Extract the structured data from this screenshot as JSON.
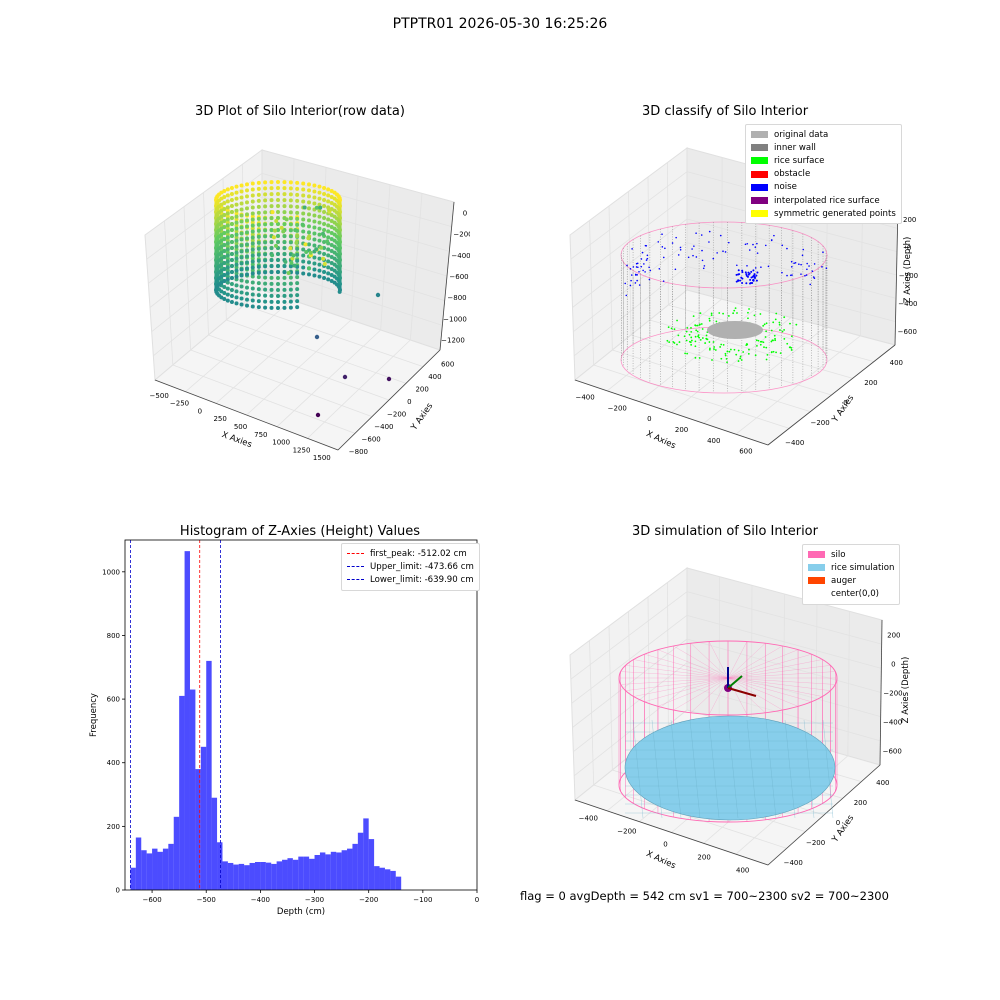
{
  "suptitle": "PTPTR01 2026-05-30 16:25:26",
  "footer": "flag = 0     avgDepth = 542 cm  sv1 = 700~2300  sv2 = 700~2300",
  "colors": {
    "hist_bar": "#0000ff",
    "first_peak": "#ff0000",
    "limits": "#0000cc",
    "silo": "#ff69b4",
    "rice": "#87ceeb",
    "auger": "#ff4500"
  },
  "chart_data": [
    {
      "type": "scatter",
      "title": "3D Plot of Silo Interior(row data)",
      "xlabel": "X Axies",
      "ylabel": "Y Axies",
      "zlabel": "Z Axies (Depth)",
      "x_ticks": [
        "−500",
        "−250",
        "0",
        "250",
        "500",
        "750",
        "1000",
        "1250",
        "1500"
      ],
      "y_ticks": [
        "−800",
        "−600",
        "−400",
        "−200",
        "0",
        "200",
        "400",
        "600"
      ],
      "z_ticks": [
        "0",
        "−200",
        "−400",
        "−600",
        "−800",
        "−1000",
        "−1200"
      ],
      "colormap": "viridis"
    },
    {
      "type": "scatter",
      "title": "3D classify of Silo Interior",
      "xlabel": "X Axies",
      "ylabel": "Y Axies",
      "zlabel": "Z Axies (Depth)",
      "x_ticks": [
        "−400",
        "−200",
        "0",
        "200",
        "400",
        "600"
      ],
      "y_ticks": [
        "−400",
        "−200",
        "0",
        "200",
        "400"
      ],
      "z_ticks": [
        "200",
        "0",
        "−200",
        "−400",
        "−600"
      ],
      "legend": [
        {
          "label": "original data",
          "color": "#b0b0b0"
        },
        {
          "label": "inner wall",
          "color": "#808080"
        },
        {
          "label": "rice surface",
          "color": "#00ff00"
        },
        {
          "label": "obstacle",
          "color": "#ff0000"
        },
        {
          "label": "noise",
          "color": "#0000ff"
        },
        {
          "label": "interpolated rice surface",
          "color": "#800080"
        },
        {
          "label": "symmetric generated points",
          "color": "#ffff00"
        }
      ]
    },
    {
      "type": "bar",
      "title": "Histogram of Z-Axies (Height) Values",
      "xlabel": "Depth (cm)",
      "ylabel": "Frequency",
      "xlim": [
        -650,
        0
      ],
      "ylim": [
        0,
        1100
      ],
      "x_ticks": [
        -600,
        -500,
        -400,
        -300,
        -200,
        -100,
        0
      ],
      "x_tick_labels": [
        "−600",
        "−500",
        "−400",
        "−300",
        "−200",
        "−100",
        "0"
      ],
      "y_ticks": [
        0,
        200,
        400,
        600,
        800,
        1000
      ],
      "y_tick_labels": [
        "0",
        "200",
        "400",
        "600",
        "800",
        "1000"
      ],
      "bin_start": -640,
      "bin_width": 10,
      "values": [
        70,
        165,
        125,
        115,
        130,
        120,
        130,
        145,
        230,
        610,
        1065,
        630,
        380,
        450,
        720,
        290,
        150,
        90,
        85,
        80,
        82,
        78,
        85,
        88,
        88,
        86,
        82,
        90,
        95,
        100,
        95,
        105,
        105,
        98,
        110,
        118,
        112,
        120,
        118,
        125,
        130,
        145,
        180,
        225,
        160,
        75,
        70,
        65,
        60,
        42
      ],
      "lines": [
        {
          "label": "first_peak: -512.02 cm",
          "x": -512.02,
          "color": "#ff0000"
        },
        {
          "label": "Upper_limit: -473.66 cm",
          "x": -473.66,
          "color": "#0000cc"
        },
        {
          "label": "Lower_limit: -639.90 cm",
          "x": -639.9,
          "color": "#0000cc"
        }
      ]
    },
    {
      "type": "scatter",
      "title": "3D simulation of Silo Interior",
      "xlabel": "X Axies",
      "ylabel": "Y Axies",
      "zlabel": "Z Axies (Depth)",
      "x_ticks": [
        "−400",
        "−200",
        "0",
        "200",
        "400"
      ],
      "y_ticks": [
        "−400",
        "−200",
        "0",
        "200",
        "400"
      ],
      "z_ticks": [
        "200",
        "0",
        "−200",
        "−400",
        "−600"
      ],
      "legend": [
        {
          "label": "silo",
          "color": "#ff69b4"
        },
        {
          "label": "rice simulation",
          "color": "#87ceeb"
        },
        {
          "label": "auger",
          "color": "#ff4500"
        },
        {
          "label": "center(0,0)",
          "color": ""
        }
      ]
    }
  ]
}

###

What comes back should match the records exactly, minus any pictures.

_RESPONSE TO THIS EXERCISE_
Extract the structured data from this screenshot as JSON.
{
  "suptitle": "PTPTR01 2026-05-30 16:25:26",
  "footer": "flag = 0     avgDepth = 542 cm  sv1 = 700~2300  sv2 = 700~2300",
  "colors": {
    "hist_bar": "#0000ff",
    "first_peak": "#ff0000",
    "limits": "#0000cc",
    "silo": "#ff69b4",
    "rice": "#87ceeb",
    "auger": "#ff4500"
  },
  "chart_data": [
    {
      "type": "scatter",
      "title": "3D Plot of Silo Interior(row data)",
      "xlabel": "X Axies",
      "ylabel": "Y Axies",
      "zlabel": "Z Axies (Depth)",
      "x_ticks": [
        "−500",
        "−250",
        "0",
        "250",
        "500",
        "750",
        "1000",
        "1250",
        "1500"
      ],
      "y_ticks": [
        "−800",
        "−600",
        "−400",
        "−200",
        "0",
        "200",
        "400",
        "600"
      ],
      "z_ticks": [
        "0",
        "−200",
        "−400",
        "−600",
        "−800",
        "−1000",
        "−1200"
      ],
      "colormap": "viridis"
    },
    {
      "type": "scatter",
      "title": "3D classify of Silo Interior",
      "xlabel": "X Axies",
      "ylabel": "Y Axies",
      "zlabel": "Z Axies (Depth)",
      "x_ticks": [
        "−400",
        "−200",
        "0",
        "200",
        "400",
        "600"
      ],
      "y_ticks": [
        "−400",
        "−200",
        "0",
        "200",
        "400"
      ],
      "z_ticks": [
        "200",
        "0",
        "−200",
        "−400",
        "−600"
      ],
      "legend": [
        {
          "label": "original data",
          "color": "#b0b0b0"
        },
        {
          "label": "inner wall",
          "color": "#808080"
        },
        {
          "label": "rice surface",
          "color": "#00ff00"
        },
        {
          "label": "obstacle",
          "color": "#ff0000"
        },
        {
          "label": "noise",
          "color": "#0000ff"
        },
        {
          "label": "interpolated rice surface",
          "color": "#800080"
        },
        {
          "label": "symmetric generated points",
          "color": "#ffff00"
        }
      ]
    },
    {
      "type": "bar",
      "title": "Histogram of Z-Axies (Height) Values",
      "xlabel": "Depth (cm)",
      "ylabel": "Frequency",
      "xlim": [
        -650,
        0
      ],
      "ylim": [
        0,
        1100
      ],
      "x_ticks": [
        -600,
        -500,
        -400,
        -300,
        -200,
        -100,
        0
      ],
      "x_tick_labels": [
        "−600",
        "−500",
        "−400",
        "−300",
        "−200",
        "−100",
        "0"
      ],
      "y_ticks": [
        0,
        200,
        400,
        600,
        800,
        1000
      ],
      "y_tick_labels": [
        "0",
        "200",
        "400",
        "600",
        "800",
        "1000"
      ],
      "bin_start": -640,
      "bin_width": 10,
      "values": [
        70,
        165,
        125,
        115,
        130,
        120,
        130,
        145,
        230,
        610,
        1065,
        630,
        380,
        450,
        720,
        290,
        150,
        90,
        85,
        80,
        82,
        78,
        85,
        88,
        88,
        86,
        82,
        90,
        95,
        100,
        95,
        105,
        105,
        98,
        110,
        118,
        112,
        120,
        118,
        125,
        130,
        145,
        180,
        225,
        160,
        75,
        70,
        65,
        60,
        42
      ],
      "lines": [
        {
          "label": "first_peak: -512.02 cm",
          "x": -512.02,
          "color": "#ff0000"
        },
        {
          "label": "Upper_limit: -473.66 cm",
          "x": -473.66,
          "color": "#0000cc"
        },
        {
          "label": "Lower_limit: -639.90 cm",
          "x": -639.9,
          "color": "#0000cc"
        }
      ]
    },
    {
      "type": "scatter",
      "title": "3D simulation of Silo Interior",
      "xlabel": "X Axies",
      "ylabel": "Y Axies",
      "zlabel": "Z Axies (Depth)",
      "x_ticks": [
        "−400",
        "−200",
        "0",
        "200",
        "400"
      ],
      "y_ticks": [
        "−400",
        "−200",
        "0",
        "200",
        "400"
      ],
      "z_ticks": [
        "200",
        "0",
        "−200",
        "−400",
        "−600"
      ],
      "legend": [
        {
          "label": "silo",
          "color": "#ff69b4"
        },
        {
          "label": "rice simulation",
          "color": "#87ceeb"
        },
        {
          "label": "auger",
          "color": "#ff4500"
        },
        {
          "label": "center(0,0)",
          "color": ""
        }
      ]
    }
  ]
}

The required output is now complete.